#### The task
Quote the entries word for word. Omit the pictures.

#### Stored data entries
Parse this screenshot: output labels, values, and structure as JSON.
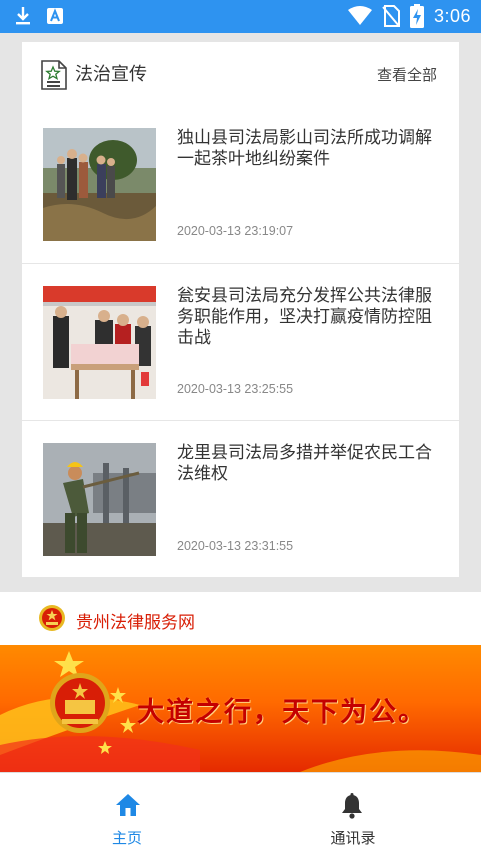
{
  "status_bar": {
    "time": "3:06",
    "icons": [
      "download-icon",
      "app-a-icon",
      "wifi-icon",
      "no-sim-icon",
      "battery-charging-icon"
    ],
    "background": "#2e93f0"
  },
  "section": {
    "title": "法治宣传",
    "view_all": "查看全部"
  },
  "news": [
    {
      "title": "独山县司法局影山司法所成功调解一起茶叶地纠纷案件",
      "time": "2020-03-13 23:19:07"
    },
    {
      "title": "瓮安县司法局充分发挥公共法律服务职能作用，坚决打赢疫情防控阻击战",
      "time": "2020-03-13 23:25:55"
    },
    {
      "title": "龙里县司法局多措并举促农民工合法维权",
      "time": "2020-03-13 23:31:55"
    }
  ],
  "gz_link": {
    "label": "贵州法律服务网",
    "color": "#d81e06"
  },
  "banner": {
    "slogan": "大道之行，天下为公。"
  },
  "bottom_nav": {
    "home": {
      "label": "主页",
      "icon": "home-icon",
      "color": "#1e88e5"
    },
    "contacts": {
      "label": "通讯录",
      "icon": "bell-icon"
    }
  }
}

#### Written response
Parse this screenshot: output labels, values, and structure as JSON.
{
  "status_bar": {
    "time": "3:06",
    "icons": [
      "download-icon",
      "app-a-icon",
      "wifi-icon",
      "no-sim-icon",
      "battery-charging-icon"
    ],
    "background": "#2e93f0"
  },
  "section": {
    "title": "法治宣传",
    "view_all": "查看全部"
  },
  "news": [
    {
      "title": "独山县司法局影山司法所成功调解一起茶叶地纠纷案件",
      "time": "2020-03-13 23:19:07"
    },
    {
      "title": "瓮安县司法局充分发挥公共法律服务职能作用，坚决打赢疫情防控阻击战",
      "time": "2020-03-13 23:25:55"
    },
    {
      "title": "龙里县司法局多措并举促农民工合法维权",
      "time": "2020-03-13 23:31:55"
    }
  ],
  "gz_link": {
    "label": "贵州法律服务网",
    "color": "#d81e06"
  },
  "banner": {
    "slogan": "大道之行，天下为公。"
  },
  "bottom_nav": {
    "home": {
      "label": "主页",
      "icon": "home-icon",
      "color": "#1e88e5"
    },
    "contacts": {
      "label": "通讯录",
      "icon": "bell-icon"
    }
  }
}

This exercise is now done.